* [Task instructions]: Copy out the entries below precisely; nothing is to be omitted.

* [Entries provided]:
- - -

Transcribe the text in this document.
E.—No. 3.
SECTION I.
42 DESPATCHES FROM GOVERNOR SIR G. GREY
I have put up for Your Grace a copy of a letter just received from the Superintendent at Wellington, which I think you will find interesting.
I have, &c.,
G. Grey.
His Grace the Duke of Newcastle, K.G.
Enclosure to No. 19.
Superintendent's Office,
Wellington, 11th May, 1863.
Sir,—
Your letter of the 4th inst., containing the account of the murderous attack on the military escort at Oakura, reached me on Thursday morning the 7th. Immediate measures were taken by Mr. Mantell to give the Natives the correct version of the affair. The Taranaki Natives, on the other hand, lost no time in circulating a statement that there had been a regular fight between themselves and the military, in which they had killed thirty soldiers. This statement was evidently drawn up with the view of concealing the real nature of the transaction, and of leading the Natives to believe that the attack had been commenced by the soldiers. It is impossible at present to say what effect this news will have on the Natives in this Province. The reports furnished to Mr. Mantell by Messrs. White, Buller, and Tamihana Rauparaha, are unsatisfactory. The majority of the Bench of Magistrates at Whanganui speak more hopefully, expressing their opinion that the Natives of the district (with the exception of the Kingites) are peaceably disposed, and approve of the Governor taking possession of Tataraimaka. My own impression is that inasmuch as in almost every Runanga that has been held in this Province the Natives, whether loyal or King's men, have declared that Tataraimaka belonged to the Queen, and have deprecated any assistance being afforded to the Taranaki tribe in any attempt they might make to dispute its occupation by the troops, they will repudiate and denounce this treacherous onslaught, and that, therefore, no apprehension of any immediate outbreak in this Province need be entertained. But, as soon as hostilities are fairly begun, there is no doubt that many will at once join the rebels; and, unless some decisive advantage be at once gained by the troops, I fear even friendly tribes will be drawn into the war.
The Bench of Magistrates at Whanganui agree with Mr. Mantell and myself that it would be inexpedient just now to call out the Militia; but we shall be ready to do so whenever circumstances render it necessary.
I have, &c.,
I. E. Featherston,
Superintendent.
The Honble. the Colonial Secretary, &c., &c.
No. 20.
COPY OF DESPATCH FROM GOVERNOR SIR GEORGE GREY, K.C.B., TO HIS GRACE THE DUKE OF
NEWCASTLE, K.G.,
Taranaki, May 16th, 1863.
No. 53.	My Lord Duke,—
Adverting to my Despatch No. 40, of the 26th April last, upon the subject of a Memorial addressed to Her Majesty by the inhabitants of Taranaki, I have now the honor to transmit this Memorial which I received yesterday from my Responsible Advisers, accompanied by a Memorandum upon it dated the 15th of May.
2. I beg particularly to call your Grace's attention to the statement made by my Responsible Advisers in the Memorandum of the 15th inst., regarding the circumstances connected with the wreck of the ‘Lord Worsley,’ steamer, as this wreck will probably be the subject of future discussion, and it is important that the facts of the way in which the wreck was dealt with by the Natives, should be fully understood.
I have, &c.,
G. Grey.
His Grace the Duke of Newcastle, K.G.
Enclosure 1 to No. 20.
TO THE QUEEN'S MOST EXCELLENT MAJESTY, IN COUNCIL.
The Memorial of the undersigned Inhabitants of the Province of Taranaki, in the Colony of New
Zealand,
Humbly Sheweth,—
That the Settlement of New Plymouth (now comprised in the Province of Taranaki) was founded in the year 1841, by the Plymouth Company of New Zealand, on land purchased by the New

- - -

* [Result for this task]:
Transcribe the text in this document.
E.—No. 3.
SECTION I.
42 DESPATCHES FROM GOVERNOR SIR G. GREY
I have put up for Your Grace a copy of a letter just received from the Superintendent at Wellington, which I think you will find interesting.
I have, &c.,
G. Grey.
His Grace the Duke of Newcastle, K.G.
Enclosure to No. 19.
Superintendent's Office,
Wellington, 11th May, 1863.
Sir,—
Your letter of the 4th inst., containing the account of the murderous attack on the military escort at Oakura, reached me on Thursday morning the 7th. Immediate measures were taken by Mr. Mantell to give the Natives the correct version of the affair. The Taranaki Natives, on the other hand, lost no time in circulating a statement that there had been a regular fight between themselves and the military, in which they had killed thirty soldiers. This statement was evidently drawn up with the view of concealing the real nature of the transaction, and of leading the Natives to believe that the attack had been commenced by the soldiers. It is impossible at present to say what effect this news will have on the Natives in this Province. The reports furnished to Mr. Mantell by Messrs. White, Buller, and Tamihana Rauparaha, are unsatisfactory. The majority of the Bench of Magistrates at Whanganui speak more hopefully, expressing their opinion that the Natives of the district (with the exception of the Kingites) are peaceably disposed, and approve of the Governor taking possession of Tataraimaka. My own impression is that inasmuch as in almost every Runanga that has been held in this Province the Natives, whether loyal or King's men, have declared that Tataraimaka belonged to the Queen, and have deprecated any assistance being afforded to the Taranaki tribe in any attempt they might make to dispute its occupation by the troops, they will repudiate and denounce this treacherous onslaught, and that, therefore, no apprehension of any immediate outbreak in this Province need be entertained. But, as soon as hostilities are fairly begun, there is no doubt that many will at once join the rebels; and, unless some decisive advantage be at once gained by the troops, I fear even friendly tribes will be drawn into the war.
The Bench of Magistrates at Whanganui agree with Mr. Mantell and myself that it would be inexpedient just now to call out the Militia; but we shall be ready to do so whenever circumstances render it necessary.
I have, &c.,
I. E. Featherston,
Superintendent.
The Honble. the Colonial Secretary, &c., &c.
No. 20.
COPY OF DESPATCH FROM GOVERNOR SIR GEORGE GREY, K.C.B., TO HIS GRACE THE DUKE OF
NEWCASTLE, K.G.,
Taranaki, May 16th, 1863.
No. 53.	My Lord Duke,—
Adverting to my Despatch No. 40, of the 26th April last, upon the subject of a Memorial addressed to Her Majesty by the inhabitants of Taranaki, I have now the honor to transmit this Memorial which I received yesterday from my Responsible Advisers, accompanied by a Memorandum upon it dated the 15th of May.
2. I beg particularly to call your Grace's attention to the statement made by my Responsible Advisers in the Memorandum of the 15th inst., regarding the circumstances connected with the wreck of the ‘Lord Worsley,’ steamer, as this wreck will probably be the subject of future discussion, and it is important that the facts of the way in which the wreck was dealt with by the Natives, should be fully understood.
I have, &c.,
G. Grey.
His Grace the Duke of Newcastle, K.G.
Enclosure 1 to No. 20.
TO THE QUEEN'S MOST EXCELLENT MAJESTY, IN COUNCIL.
The Memorial of the undersigned Inhabitants of the Province of Taranaki, in the Colony of New
Zealand,
Humbly Sheweth,—
That the Settlement of New Plymouth (now comprised in the Province of Taranaki) was founded in the year 1841, by the Plymouth Company of New Zealand, on land purchased by the New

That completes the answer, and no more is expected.